§ INPUT:
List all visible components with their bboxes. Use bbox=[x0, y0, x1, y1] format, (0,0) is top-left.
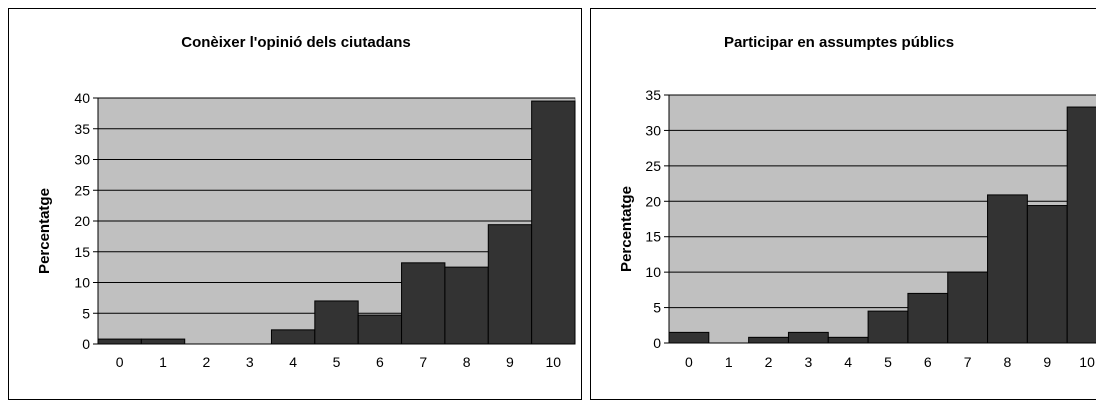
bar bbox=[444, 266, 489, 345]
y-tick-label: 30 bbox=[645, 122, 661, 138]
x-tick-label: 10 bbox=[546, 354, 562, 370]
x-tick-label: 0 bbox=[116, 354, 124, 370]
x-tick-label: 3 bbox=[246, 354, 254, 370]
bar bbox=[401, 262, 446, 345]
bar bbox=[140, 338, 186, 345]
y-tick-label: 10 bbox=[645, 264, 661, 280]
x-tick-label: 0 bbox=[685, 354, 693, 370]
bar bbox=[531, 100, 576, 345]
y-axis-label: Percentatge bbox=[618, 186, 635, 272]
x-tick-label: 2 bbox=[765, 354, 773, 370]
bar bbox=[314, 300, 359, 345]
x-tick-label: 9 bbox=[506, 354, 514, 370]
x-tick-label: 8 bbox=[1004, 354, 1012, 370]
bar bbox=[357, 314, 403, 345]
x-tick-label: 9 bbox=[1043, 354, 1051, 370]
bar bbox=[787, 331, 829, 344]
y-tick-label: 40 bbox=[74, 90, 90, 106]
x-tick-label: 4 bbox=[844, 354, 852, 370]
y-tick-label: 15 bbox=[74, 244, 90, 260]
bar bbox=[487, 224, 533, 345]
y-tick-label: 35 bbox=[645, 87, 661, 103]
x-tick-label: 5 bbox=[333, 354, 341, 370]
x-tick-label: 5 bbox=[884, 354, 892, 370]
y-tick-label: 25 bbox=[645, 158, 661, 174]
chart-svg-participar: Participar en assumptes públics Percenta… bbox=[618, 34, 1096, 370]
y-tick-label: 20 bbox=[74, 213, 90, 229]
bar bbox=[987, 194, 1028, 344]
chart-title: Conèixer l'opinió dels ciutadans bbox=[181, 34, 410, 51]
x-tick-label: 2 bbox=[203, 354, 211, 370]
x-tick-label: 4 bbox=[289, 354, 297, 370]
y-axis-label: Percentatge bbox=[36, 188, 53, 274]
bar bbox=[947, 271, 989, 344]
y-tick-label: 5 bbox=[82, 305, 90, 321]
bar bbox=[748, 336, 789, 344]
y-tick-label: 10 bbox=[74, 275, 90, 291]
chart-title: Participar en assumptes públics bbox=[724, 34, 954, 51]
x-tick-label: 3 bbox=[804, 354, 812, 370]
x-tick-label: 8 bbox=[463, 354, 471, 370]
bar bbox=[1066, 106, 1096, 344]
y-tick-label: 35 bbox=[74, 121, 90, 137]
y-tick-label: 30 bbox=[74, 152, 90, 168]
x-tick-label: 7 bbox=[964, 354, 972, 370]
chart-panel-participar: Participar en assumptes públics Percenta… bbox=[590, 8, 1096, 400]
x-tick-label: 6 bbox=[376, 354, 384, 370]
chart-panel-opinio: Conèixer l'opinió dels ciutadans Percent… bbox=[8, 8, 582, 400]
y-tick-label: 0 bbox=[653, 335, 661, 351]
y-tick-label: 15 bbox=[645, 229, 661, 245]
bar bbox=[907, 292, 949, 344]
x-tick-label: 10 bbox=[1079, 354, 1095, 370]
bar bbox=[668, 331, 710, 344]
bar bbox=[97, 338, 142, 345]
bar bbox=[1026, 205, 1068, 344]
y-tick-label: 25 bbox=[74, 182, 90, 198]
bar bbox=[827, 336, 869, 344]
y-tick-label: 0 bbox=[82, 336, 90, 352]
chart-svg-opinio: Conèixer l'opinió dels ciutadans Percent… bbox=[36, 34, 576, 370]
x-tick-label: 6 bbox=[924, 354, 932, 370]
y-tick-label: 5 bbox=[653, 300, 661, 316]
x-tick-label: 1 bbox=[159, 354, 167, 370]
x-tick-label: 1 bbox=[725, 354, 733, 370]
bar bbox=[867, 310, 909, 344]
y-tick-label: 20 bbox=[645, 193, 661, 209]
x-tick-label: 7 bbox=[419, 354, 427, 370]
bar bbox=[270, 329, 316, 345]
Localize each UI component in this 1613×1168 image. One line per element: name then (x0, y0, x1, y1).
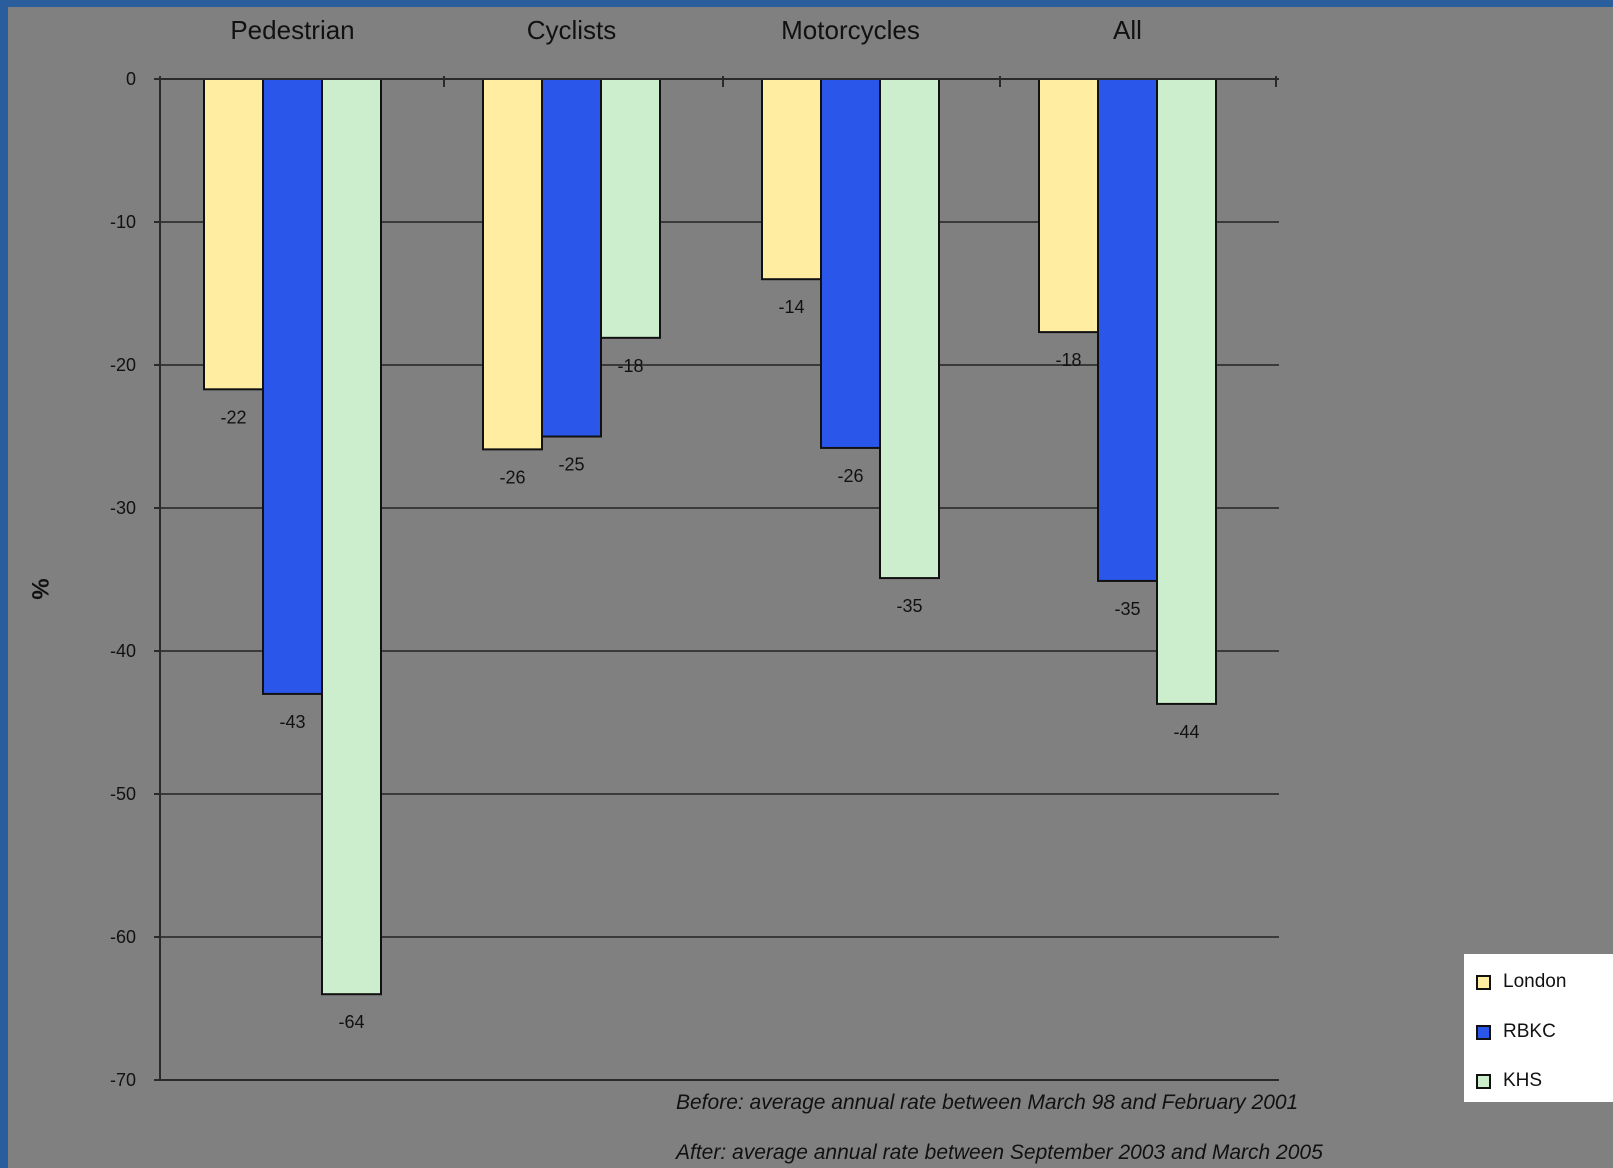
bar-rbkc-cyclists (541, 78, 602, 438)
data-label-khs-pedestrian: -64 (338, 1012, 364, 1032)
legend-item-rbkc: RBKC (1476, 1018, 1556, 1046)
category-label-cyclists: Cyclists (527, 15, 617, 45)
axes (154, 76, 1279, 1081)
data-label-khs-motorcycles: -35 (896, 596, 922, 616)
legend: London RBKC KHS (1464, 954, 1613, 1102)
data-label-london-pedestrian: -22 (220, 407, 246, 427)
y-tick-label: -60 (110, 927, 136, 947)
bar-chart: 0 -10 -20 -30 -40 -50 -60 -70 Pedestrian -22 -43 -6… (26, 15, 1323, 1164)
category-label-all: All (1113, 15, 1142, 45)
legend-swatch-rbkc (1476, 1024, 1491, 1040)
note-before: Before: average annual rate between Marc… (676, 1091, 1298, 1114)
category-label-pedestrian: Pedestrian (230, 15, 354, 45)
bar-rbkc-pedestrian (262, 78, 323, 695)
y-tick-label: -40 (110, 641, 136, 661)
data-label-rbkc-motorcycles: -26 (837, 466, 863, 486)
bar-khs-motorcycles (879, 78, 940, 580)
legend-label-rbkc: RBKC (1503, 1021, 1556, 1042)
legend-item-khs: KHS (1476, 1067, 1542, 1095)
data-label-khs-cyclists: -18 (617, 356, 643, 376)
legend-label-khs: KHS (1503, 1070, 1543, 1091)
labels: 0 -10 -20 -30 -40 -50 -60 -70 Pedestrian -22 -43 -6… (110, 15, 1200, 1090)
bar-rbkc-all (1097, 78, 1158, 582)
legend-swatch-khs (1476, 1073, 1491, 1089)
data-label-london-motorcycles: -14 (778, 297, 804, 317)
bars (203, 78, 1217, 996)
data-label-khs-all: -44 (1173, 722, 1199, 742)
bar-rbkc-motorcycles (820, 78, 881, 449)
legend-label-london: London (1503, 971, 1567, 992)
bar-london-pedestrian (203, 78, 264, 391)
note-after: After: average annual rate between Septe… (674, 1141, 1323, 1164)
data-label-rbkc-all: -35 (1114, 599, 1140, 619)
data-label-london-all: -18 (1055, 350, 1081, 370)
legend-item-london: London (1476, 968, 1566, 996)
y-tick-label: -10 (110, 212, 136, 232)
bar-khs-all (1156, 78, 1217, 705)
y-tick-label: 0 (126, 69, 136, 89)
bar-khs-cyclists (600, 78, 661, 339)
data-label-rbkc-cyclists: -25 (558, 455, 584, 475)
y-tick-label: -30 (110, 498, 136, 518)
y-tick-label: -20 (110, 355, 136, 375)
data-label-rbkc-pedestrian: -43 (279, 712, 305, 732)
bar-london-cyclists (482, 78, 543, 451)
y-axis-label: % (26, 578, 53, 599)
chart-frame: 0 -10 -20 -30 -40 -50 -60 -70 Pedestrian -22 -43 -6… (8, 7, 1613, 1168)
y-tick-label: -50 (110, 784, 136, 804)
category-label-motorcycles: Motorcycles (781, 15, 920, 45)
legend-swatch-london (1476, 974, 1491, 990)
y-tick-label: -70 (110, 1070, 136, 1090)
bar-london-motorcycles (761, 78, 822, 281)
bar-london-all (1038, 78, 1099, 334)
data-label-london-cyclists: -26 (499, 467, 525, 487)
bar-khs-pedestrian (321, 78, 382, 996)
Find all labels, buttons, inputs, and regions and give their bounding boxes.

§ OBJECTIVE: Please retype all the items above line for line, leaving out the pictures.

§ EXERCISE ANSWER:
List all visible components with their bboxes. Use bbox=[x0, y0, x1, y1] format, (0,0) is top-left.
bar bbox=[444, 266, 489, 345]
y-tick-label: 30 bbox=[645, 122, 661, 138]
x-tick-label: 10 bbox=[546, 354, 562, 370]
x-tick-label: 0 bbox=[116, 354, 124, 370]
x-tick-label: 3 bbox=[246, 354, 254, 370]
bar bbox=[401, 262, 446, 345]
bar bbox=[140, 338, 186, 345]
y-tick-label: 10 bbox=[645, 264, 661, 280]
x-tick-label: 0 bbox=[685, 354, 693, 370]
bar bbox=[531, 100, 576, 345]
y-axis-label: Percentatge bbox=[618, 186, 635, 272]
x-tick-label: 2 bbox=[765, 354, 773, 370]
bar bbox=[314, 300, 359, 345]
x-tick-label: 9 bbox=[506, 354, 514, 370]
x-tick-label: 8 bbox=[1004, 354, 1012, 370]
bar bbox=[357, 314, 403, 345]
x-tick-label: 9 bbox=[1043, 354, 1051, 370]
bar bbox=[787, 331, 829, 344]
y-tick-label: 40 bbox=[74, 90, 90, 106]
x-tick-label: 4 bbox=[844, 354, 852, 370]
y-tick-label: 15 bbox=[74, 244, 90, 260]
bar bbox=[487, 224, 533, 345]
y-tick-label: 35 bbox=[645, 87, 661, 103]
x-tick-label: 5 bbox=[333, 354, 341, 370]
x-tick-label: 5 bbox=[884, 354, 892, 370]
y-tick-label: 25 bbox=[645, 158, 661, 174]
chart-svg-participar: Participar en assumptes públics Percenta… bbox=[618, 34, 1096, 370]
y-tick-label: 20 bbox=[74, 213, 90, 229]
bar bbox=[987, 194, 1028, 344]
chart-title: Conèixer l'opinió dels ciutadans bbox=[181, 34, 410, 51]
x-tick-label: 2 bbox=[203, 354, 211, 370]
x-tick-label: 4 bbox=[289, 354, 297, 370]
y-axis-label: Percentatge bbox=[36, 188, 53, 274]
bar bbox=[947, 271, 989, 344]
y-tick-label: 5 bbox=[82, 305, 90, 321]
bar bbox=[748, 336, 789, 344]
y-tick-label: 10 bbox=[74, 275, 90, 291]
chart-title: Participar en assumptes públics bbox=[724, 34, 954, 51]
x-tick-label: 3 bbox=[804, 354, 812, 370]
x-tick-label: 8 bbox=[463, 354, 471, 370]
bar bbox=[1066, 106, 1096, 344]
y-tick-label: 35 bbox=[74, 121, 90, 137]
y-tick-label: 30 bbox=[74, 152, 90, 168]
x-tick-label: 7 bbox=[964, 354, 972, 370]
chart-panel-participar: Participar en assumptes públics Percenta… bbox=[590, 8, 1096, 400]
x-tick-label: 6 bbox=[376, 354, 384, 370]
chart-panel-opinio: Conèixer l'opinió dels ciutadans Percent… bbox=[8, 8, 582, 400]
y-tick-label: 0 bbox=[653, 335, 661, 351]
y-tick-label: 15 bbox=[645, 229, 661, 245]
bar bbox=[907, 292, 949, 344]
x-tick-label: 10 bbox=[1079, 354, 1095, 370]
bar bbox=[668, 331, 710, 344]
bar bbox=[97, 338, 142, 345]
bar bbox=[1026, 205, 1068, 344]
y-tick-label: 25 bbox=[74, 182, 90, 198]
bar bbox=[827, 336, 869, 344]
y-tick-label: 0 bbox=[82, 336, 90, 352]
chart-svg-opinio: Conèixer l'opinió dels ciutadans Percent… bbox=[36, 34, 576, 370]
x-tick-label: 6 bbox=[924, 354, 932, 370]
y-tick-label: 5 bbox=[653, 300, 661, 316]
x-tick-label: 1 bbox=[159, 354, 167, 370]
x-tick-label: 1 bbox=[725, 354, 733, 370]
bar bbox=[867, 310, 909, 344]
y-tick-label: 20 bbox=[645, 193, 661, 209]
x-tick-label: 7 bbox=[419, 354, 427, 370]
bar bbox=[270, 329, 316, 345]
Localize each UI component in this 1613×1168 image. One line per element: name then (x0, y0, x1, y1).
bar-rbkc-cyclists (541, 78, 602, 438)
data-label-khs-pedestrian: -64 (338, 1012, 364, 1032)
legend-item-rbkc: RBKC (1476, 1018, 1556, 1046)
category-label-cyclists: Cyclists (527, 15, 617, 45)
axes (154, 76, 1279, 1081)
data-label-khs-motorcycles: -35 (896, 596, 922, 616)
legend: London RBKC KHS (1464, 954, 1613, 1102)
data-label-london-pedestrian: -22 (220, 407, 246, 427)
y-tick-label: -60 (110, 927, 136, 947)
bar-chart: 0 -10 -20 -30 -40 -50 -60 -70 Pedestrian -22 -43 -6… (26, 15, 1323, 1164)
category-label-all: All (1113, 15, 1142, 45)
legend-swatch-rbkc (1476, 1024, 1491, 1040)
note-before: Before: average annual rate between Marc… (676, 1091, 1298, 1114)
category-label-pedestrian: Pedestrian (230, 15, 354, 45)
bar-rbkc-pedestrian (262, 78, 323, 695)
y-tick-label: -40 (110, 641, 136, 661)
data-label-rbkc-motorcycles: -26 (837, 466, 863, 486)
bar-khs-motorcycles (879, 78, 940, 580)
legend-label-rbkc: RBKC (1503, 1021, 1556, 1042)
legend-item-khs: KHS (1476, 1067, 1542, 1095)
data-label-khs-cyclists: -18 (617, 356, 643, 376)
legend-label-khs: KHS (1503, 1070, 1543, 1091)
labels: 0 -10 -20 -30 -40 -50 -60 -70 Pedestrian -22 -43 -6… (110, 15, 1200, 1090)
bar-rbkc-all (1097, 78, 1158, 582)
legend-swatch-khs (1476, 1073, 1491, 1089)
data-label-london-motorcycles: -14 (778, 297, 804, 317)
bars (203, 78, 1217, 996)
data-label-khs-all: -44 (1173, 722, 1199, 742)
bar-rbkc-motorcycles (820, 78, 881, 449)
legend-label-london: London (1503, 971, 1567, 992)
bar-london-pedestrian (203, 78, 264, 391)
note-after: After: average annual rate between Septe… (674, 1141, 1323, 1164)
data-label-rbkc-all: -35 (1114, 599, 1140, 619)
data-label-london-all: -18 (1055, 350, 1081, 370)
legend-item-london: London (1476, 968, 1566, 996)
y-tick-label: -10 (110, 212, 136, 232)
bar-khs-all (1156, 78, 1217, 705)
y-tick-label: 0 (126, 69, 136, 89)
bar-khs-cyclists (600, 78, 661, 339)
data-label-rbkc-cyclists: -25 (558, 455, 584, 475)
y-tick-label: -30 (110, 498, 136, 518)
y-tick-label: -20 (110, 355, 136, 375)
data-label-rbkc-pedestrian: -43 (279, 712, 305, 732)
bar-london-cyclists (482, 78, 543, 451)
y-axis-label: % (26, 578, 53, 599)
chart-frame: 0 -10 -20 -30 -40 -50 -60 -70 Pedestrian -22 -43 -6… (8, 7, 1613, 1168)
y-tick-label: -50 (110, 784, 136, 804)
category-label-motorcycles: Motorcycles (781, 15, 920, 45)
legend-swatch-london (1476, 974, 1491, 990)
y-tick-label: -70 (110, 1070, 136, 1090)
bar-london-motorcycles (761, 78, 822, 281)
bar-london-all (1038, 78, 1099, 334)
data-label-london-cyclists: -26 (499, 467, 525, 487)
bar-khs-pedestrian (321, 78, 382, 996)
Find all labels, buttons, inputs, and regions and give their bounding boxes.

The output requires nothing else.